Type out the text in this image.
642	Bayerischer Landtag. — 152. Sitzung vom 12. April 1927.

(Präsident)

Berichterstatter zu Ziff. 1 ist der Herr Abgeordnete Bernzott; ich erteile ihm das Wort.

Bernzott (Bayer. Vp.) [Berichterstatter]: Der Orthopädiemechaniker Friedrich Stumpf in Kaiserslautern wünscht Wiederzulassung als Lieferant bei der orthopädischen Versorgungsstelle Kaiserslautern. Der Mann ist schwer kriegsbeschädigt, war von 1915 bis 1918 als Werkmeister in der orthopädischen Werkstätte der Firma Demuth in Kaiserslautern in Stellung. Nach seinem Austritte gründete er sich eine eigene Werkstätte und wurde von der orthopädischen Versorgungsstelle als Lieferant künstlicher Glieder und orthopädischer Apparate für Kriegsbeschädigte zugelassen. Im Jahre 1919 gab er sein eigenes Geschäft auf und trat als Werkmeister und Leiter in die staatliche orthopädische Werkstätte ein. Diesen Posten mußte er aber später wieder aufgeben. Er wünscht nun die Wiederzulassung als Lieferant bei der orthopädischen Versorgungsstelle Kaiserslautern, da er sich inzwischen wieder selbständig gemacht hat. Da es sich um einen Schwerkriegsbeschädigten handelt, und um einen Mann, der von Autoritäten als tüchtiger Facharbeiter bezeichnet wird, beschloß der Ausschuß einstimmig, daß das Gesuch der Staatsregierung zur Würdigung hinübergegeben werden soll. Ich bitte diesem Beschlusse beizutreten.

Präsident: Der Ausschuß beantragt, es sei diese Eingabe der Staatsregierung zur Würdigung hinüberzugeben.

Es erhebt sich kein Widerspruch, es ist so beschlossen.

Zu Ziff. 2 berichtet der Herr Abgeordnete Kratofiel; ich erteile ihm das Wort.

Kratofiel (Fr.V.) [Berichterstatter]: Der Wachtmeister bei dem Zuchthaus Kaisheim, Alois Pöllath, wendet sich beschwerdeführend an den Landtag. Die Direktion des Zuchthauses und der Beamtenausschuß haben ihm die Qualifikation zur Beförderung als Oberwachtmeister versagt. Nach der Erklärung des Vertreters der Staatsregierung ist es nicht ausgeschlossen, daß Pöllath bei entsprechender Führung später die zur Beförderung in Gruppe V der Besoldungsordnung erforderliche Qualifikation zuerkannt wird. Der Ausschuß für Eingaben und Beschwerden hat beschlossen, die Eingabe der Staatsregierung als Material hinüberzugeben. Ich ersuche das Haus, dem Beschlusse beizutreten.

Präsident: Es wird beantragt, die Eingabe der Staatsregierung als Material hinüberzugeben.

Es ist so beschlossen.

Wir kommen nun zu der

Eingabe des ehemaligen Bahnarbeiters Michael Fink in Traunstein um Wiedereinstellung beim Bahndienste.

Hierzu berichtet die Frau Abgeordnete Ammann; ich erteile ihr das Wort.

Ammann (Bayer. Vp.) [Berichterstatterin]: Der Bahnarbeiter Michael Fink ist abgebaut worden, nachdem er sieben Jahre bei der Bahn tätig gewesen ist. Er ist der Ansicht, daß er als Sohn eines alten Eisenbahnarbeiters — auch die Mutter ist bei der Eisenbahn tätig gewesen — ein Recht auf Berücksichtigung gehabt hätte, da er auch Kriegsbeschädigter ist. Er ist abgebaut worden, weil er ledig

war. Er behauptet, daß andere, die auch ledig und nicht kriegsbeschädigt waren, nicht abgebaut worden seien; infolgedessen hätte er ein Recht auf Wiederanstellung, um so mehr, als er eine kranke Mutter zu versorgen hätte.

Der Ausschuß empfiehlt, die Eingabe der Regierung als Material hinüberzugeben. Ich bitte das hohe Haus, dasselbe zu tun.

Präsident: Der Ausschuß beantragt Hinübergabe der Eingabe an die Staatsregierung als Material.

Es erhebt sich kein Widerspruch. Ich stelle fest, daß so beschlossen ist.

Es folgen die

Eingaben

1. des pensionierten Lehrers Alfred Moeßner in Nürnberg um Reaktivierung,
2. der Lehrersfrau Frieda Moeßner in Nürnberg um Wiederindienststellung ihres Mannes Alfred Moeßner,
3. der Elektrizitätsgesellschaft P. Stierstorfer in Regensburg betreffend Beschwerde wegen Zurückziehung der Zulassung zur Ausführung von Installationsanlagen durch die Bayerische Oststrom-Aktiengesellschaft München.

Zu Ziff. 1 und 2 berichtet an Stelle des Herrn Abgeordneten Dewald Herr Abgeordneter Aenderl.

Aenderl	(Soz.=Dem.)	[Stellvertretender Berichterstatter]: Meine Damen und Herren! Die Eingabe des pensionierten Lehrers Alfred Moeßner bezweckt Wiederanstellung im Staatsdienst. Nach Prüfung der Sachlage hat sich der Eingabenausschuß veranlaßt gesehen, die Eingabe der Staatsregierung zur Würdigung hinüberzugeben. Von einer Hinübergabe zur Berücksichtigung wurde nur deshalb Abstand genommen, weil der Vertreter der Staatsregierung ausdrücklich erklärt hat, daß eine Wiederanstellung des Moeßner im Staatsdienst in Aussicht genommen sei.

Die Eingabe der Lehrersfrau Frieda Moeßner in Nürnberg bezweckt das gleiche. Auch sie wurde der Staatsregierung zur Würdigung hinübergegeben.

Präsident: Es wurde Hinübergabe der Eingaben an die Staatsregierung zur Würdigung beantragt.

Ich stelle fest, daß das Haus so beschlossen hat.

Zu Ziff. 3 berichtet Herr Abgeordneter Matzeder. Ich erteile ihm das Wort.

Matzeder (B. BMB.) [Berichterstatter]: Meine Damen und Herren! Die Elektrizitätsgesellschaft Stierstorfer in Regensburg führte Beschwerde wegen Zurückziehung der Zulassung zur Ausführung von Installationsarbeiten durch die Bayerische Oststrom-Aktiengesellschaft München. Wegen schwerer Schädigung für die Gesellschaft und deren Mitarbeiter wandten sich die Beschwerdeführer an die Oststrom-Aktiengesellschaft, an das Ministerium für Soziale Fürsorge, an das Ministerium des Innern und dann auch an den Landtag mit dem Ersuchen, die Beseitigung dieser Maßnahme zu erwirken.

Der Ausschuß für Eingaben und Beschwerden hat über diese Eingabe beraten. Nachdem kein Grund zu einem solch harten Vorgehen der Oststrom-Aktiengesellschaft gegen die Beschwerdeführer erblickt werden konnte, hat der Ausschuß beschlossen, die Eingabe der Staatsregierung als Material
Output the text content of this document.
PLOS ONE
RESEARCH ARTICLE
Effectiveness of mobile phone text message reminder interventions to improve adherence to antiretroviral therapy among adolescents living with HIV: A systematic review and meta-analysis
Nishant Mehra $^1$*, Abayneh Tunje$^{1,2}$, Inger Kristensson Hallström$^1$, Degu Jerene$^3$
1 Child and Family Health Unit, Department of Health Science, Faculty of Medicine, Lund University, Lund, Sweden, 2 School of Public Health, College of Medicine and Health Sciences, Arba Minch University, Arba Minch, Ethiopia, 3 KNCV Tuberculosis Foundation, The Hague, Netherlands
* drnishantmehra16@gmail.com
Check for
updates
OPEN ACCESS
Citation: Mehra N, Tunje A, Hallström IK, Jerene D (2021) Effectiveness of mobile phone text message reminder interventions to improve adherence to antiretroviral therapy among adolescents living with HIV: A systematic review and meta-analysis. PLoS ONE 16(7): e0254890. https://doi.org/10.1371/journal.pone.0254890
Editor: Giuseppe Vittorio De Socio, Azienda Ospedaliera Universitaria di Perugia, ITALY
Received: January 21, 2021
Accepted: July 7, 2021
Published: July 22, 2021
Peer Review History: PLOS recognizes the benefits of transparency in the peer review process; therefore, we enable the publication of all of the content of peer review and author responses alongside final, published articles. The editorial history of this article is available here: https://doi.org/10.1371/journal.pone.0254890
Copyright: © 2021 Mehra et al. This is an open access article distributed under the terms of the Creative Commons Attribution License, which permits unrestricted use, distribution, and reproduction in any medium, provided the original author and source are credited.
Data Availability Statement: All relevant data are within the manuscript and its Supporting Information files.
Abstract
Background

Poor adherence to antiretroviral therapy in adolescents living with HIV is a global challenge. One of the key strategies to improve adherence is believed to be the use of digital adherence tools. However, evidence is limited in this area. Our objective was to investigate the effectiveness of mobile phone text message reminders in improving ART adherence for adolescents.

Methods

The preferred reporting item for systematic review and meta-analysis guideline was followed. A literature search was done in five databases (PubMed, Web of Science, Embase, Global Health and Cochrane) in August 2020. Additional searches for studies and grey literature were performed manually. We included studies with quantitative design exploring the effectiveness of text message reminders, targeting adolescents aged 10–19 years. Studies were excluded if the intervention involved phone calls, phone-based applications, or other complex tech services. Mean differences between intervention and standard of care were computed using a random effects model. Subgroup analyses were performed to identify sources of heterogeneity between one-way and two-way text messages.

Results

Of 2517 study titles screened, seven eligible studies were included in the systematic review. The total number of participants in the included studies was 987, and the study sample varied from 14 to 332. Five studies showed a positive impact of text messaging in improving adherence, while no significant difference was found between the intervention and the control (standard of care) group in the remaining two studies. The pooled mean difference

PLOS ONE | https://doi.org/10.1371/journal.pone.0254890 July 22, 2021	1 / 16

● WHAT NEEDS TO BE DONE:
Only lines holding the word "Haus" are wanted; copy each one from the listing.

● ANSWER SPACE:
Kratofiel (Fr.V.) [Berichterstatter]: Der Wachtmeister bei dem Zuchthaus Kaisheim, Alois Pöllath, wendet sich beschwerdeführend an den Landtag. Die Direktion des Zuchthauses und der Beamtenausschuß haben ihm die Qualifikation zur Beförderung als Oberwachtmeister versagt. Nach der Erklärung des Vertreters der Staatsregierung ist es nicht ausgeschlossen, daß Pöllath bei entsprechender Führung später die zur Beförderung in Gruppe V der Besoldungsordnung erforderliche Qualifikation zuerkannt wird. Der Ausschuß für Eingaben und Beschwerden hat beschlossen, die Eingabe der Staatsregierung als Material hinüberzugeben. Ich ersuche das Haus, dem Beschlusse beizutreten.
Der Ausschuß empfiehlt, die Eingabe der Regierung als Material hinüberzugeben. Ich bitte das hohe Haus, dasselbe zu tun.
Ich stelle fest, daß das Haus so beschlossen hat.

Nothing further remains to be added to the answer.